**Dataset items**
§ §

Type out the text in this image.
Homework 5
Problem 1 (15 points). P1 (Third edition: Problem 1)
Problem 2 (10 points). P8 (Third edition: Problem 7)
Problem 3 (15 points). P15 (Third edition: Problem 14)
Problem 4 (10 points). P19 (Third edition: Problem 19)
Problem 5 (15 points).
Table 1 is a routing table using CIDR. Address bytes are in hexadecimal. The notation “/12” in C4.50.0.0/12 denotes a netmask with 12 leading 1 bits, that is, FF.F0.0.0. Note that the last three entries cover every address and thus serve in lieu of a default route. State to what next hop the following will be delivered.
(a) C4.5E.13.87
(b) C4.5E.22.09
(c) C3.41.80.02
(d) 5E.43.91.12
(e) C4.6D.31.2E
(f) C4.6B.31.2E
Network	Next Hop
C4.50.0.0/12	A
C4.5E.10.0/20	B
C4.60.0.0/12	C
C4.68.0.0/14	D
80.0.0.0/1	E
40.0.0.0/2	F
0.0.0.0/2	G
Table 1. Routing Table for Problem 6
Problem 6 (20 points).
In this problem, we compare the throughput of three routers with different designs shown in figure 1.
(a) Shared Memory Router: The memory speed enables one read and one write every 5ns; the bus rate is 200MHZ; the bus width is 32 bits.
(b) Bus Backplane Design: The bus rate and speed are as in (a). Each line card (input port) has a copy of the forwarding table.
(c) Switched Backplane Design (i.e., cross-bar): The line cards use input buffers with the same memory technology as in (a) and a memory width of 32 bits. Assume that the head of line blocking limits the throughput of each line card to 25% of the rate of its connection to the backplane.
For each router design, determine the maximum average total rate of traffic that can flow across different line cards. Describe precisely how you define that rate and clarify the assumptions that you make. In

§ §

**GIVEN REQUEST**
From the records above, extract every entry exactly as given.

**EXERCISE RESULT**
Type out the text in this image.
Homework 5
Problem 1 (15 points). P1 (Third edition: Problem 1)
Problem 2 (10 points). P8 (Third edition: Problem 7)
Problem 3 (15 points). P15 (Third edition: Problem 14)
Problem 4 (10 points). P19 (Third edition: Problem 19)
Problem 5 (15 points).
Table 1 is a routing table using CIDR. Address bytes are in hexadecimal. The notation “/12” in C4.50.0.0/12 denotes a netmask with 12 leading 1 bits, that is, FF.F0.0.0. Note that the last three entries cover every address and thus serve in lieu of a default route. State to what next hop the following will be delivered.
(a) C4.5E.13.87
(b) C4.5E.22.09
(c) C3.41.80.02
(d) 5E.43.91.12
(e) C4.6D.31.2E
(f) C4.6B.31.2E
Network	Next Hop
C4.50.0.0/12	A
C4.5E.10.0/20	B
C4.60.0.0/12	C
C4.68.0.0/14	D
80.0.0.0/1	E
40.0.0.0/2	F
0.0.0.0/2	G
Table 1. Routing Table for Problem 6
Problem 6 (20 points).
In this problem, we compare the throughput of three routers with different designs shown in figure 1.
(a) Shared Memory Router: The memory speed enables one read and one write every 5ns; the bus rate is 200MHZ; the bus width is 32 bits.
(b) Bus Backplane Design: The bus rate and speed are as in (a). Each line card (input port) has a copy of the forwarding table.
(c) Switched Backplane Design (i.e., cross-bar): The line cards use input buffers with the same memory technology as in (a) and a memory width of 32 bits. Assume that the head of line blocking limits the throughput of each line card to 25% of the rate of its connection to the backplane.
For each router design, determine the maximum average total rate of traffic that can flow across different line cards. Describe precisely how you define that rate and clarify the assumptions that you make. In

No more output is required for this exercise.